**The problem**
Retype the material below. Keep every word exactly as it is.

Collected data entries
= = =
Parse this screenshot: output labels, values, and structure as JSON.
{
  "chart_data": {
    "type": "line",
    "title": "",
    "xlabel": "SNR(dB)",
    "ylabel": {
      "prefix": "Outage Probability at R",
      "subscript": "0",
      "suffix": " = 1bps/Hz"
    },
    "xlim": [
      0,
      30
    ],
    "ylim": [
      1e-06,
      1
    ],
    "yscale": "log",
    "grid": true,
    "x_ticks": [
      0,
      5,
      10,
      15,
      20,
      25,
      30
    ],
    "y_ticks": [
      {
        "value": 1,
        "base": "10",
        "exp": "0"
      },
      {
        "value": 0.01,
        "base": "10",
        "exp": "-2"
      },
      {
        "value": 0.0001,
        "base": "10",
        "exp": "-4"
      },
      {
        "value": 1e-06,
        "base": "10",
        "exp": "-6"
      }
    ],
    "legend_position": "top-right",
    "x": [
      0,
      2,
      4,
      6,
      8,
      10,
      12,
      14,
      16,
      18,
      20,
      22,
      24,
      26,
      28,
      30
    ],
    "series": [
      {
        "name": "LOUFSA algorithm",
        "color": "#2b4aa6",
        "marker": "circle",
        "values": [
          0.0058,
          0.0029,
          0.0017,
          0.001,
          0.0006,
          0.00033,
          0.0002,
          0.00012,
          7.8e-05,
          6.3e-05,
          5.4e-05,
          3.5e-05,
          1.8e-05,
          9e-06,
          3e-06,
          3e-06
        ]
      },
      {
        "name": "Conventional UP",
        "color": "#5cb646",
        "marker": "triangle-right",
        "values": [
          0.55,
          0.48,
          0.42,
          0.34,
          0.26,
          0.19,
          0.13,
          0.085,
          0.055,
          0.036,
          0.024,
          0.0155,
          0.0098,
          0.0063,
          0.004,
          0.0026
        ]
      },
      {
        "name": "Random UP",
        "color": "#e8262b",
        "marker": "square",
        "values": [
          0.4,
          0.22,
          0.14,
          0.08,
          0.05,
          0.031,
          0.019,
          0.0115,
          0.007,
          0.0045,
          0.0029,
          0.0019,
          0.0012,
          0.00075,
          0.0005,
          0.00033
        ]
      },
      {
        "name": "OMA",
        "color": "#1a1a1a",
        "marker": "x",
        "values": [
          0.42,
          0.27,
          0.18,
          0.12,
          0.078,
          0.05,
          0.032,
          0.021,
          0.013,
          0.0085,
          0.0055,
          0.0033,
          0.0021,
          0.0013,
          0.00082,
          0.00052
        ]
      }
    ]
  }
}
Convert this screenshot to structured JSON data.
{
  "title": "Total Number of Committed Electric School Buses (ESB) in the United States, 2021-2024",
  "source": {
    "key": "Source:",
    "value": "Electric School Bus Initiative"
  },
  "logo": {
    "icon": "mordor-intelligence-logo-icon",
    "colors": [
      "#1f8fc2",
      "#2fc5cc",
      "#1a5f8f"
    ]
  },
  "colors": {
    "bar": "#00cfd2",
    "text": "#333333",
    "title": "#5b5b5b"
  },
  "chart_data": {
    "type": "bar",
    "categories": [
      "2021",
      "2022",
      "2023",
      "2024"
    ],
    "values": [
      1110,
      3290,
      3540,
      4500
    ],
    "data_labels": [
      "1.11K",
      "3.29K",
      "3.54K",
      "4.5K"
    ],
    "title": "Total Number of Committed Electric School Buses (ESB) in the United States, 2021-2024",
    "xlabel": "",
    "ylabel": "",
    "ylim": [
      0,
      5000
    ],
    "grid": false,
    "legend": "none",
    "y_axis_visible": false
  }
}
= = =
**The response**
Parse this screenshot: output labels, values, and structure as JSON.
{
  "chart_data": {
    "type": "line",
    "title": "",
    "xlabel": "SNR(dB)",
    "ylabel": {
      "prefix": "Outage Probability at R",
      "subscript": "0",
      "suffix": " = 1bps/Hz"
    },
    "xlim": [
      0,
      30
    ],
    "ylim": [
      1e-06,
      1
    ],
    "yscale": "log",
    "grid": true,
    "x_ticks": [
      0,
      5,
      10,
      15,
      20,
      25,
      30
    ],
    "y_ticks": [
      {
        "value": 1,
        "base": "10",
        "exp": "0"
      },
      {
        "value": 0.01,
        "base": "10",
        "exp": "-2"
      },
      {
        "value": 0.0001,
        "base": "10",
        "exp": "-4"
      },
      {
        "value": 1e-06,
        "base": "10",
        "exp": "-6"
      }
    ],
    "legend_position": "top-right",
    "x": [
      0,
      2,
      4,
      6,
      8,
      10,
      12,
      14,
      16,
      18,
      20,
      22,
      24,
      26,
      28,
      30
    ],
    "series": [
      {
        "name": "LOUFSA algorithm",
        "color": "#2b4aa6",
        "marker": "circle",
        "values": [
          0.0058,
          0.0029,
          0.0017,
          0.001,
          0.0006,
          0.00033,
          0.0002,
          0.00012,
          7.8e-05,
          6.3e-05,
          5.4e-05,
          3.5e-05,
          1.8e-05,
          9e-06,
          3e-06,
          3e-06
        ]
      },
      {
        "name": "Conventional UP",
        "color": "#5cb646",
        "marker": "triangle-right",
        "values": [
          0.55,
          0.48,
          0.42,
          0.34,
          0.26,
          0.19,
          0.13,
          0.085,
          0.055,
          0.036,
          0.024,
          0.0155,
          0.0098,
          0.0063,
          0.004,
          0.0026
        ]
      },
      {
        "name": "Random UP",
        "color": "#e8262b",
        "marker": "square",
        "values": [
          0.4,
          0.22,
          0.14,
          0.08,
          0.05,
          0.031,
          0.019,
          0.0115,
          0.007,
          0.0045,
          0.0029,
          0.0019,
          0.0012,
          0.00075,
          0.0005,
          0.00033
        ]
      },
      {
        "name": "OMA",
        "color": "#1a1a1a",
        "marker": "x",
        "values": [
          0.42,
          0.27,
          0.18,
          0.12,
          0.078,
          0.05,
          0.032,
          0.021,
          0.013,
          0.0085,
          0.0055,
          0.0033,
          0.0021,
          0.0013,
          0.00082,
          0.00052
        ]
      }
    ]
  }
}
Convert this screenshot to structured JSON data.
{
  "title": "Total Number of Committed Electric School Buses (ESB) in the United States, 2021-2024",
  "source": {
    "key": "Source:",
    "value": "Electric School Bus Initiative"
  },
  "logo": {
    "icon": "mordor-intelligence-logo-icon",
    "colors": [
      "#1f8fc2",
      "#2fc5cc",
      "#1a5f8f"
    ]
  },
  "colors": {
    "bar": "#00cfd2",
    "text": "#333333",
    "title": "#5b5b5b"
  },
  "chart_data": {
    "type": "bar",
    "categories": [
      "2021",
      "2022",
      "2023",
      "2024"
    ],
    "values": [
      1110,
      3290,
      3540,
      4500
    ],
    "data_labels": [
      "1.11K",
      "3.29K",
      "3.54K",
      "4.5K"
    ],
    "title": "Total Number of Committed Electric School Buses (ESB) in the United States, 2021-2024",
    "xlabel": "",
    "ylabel": "",
    "ylim": [
      0,
      5000
    ],
    "grid": false,
    "legend": "none",
    "y_axis_visible": false
  }
}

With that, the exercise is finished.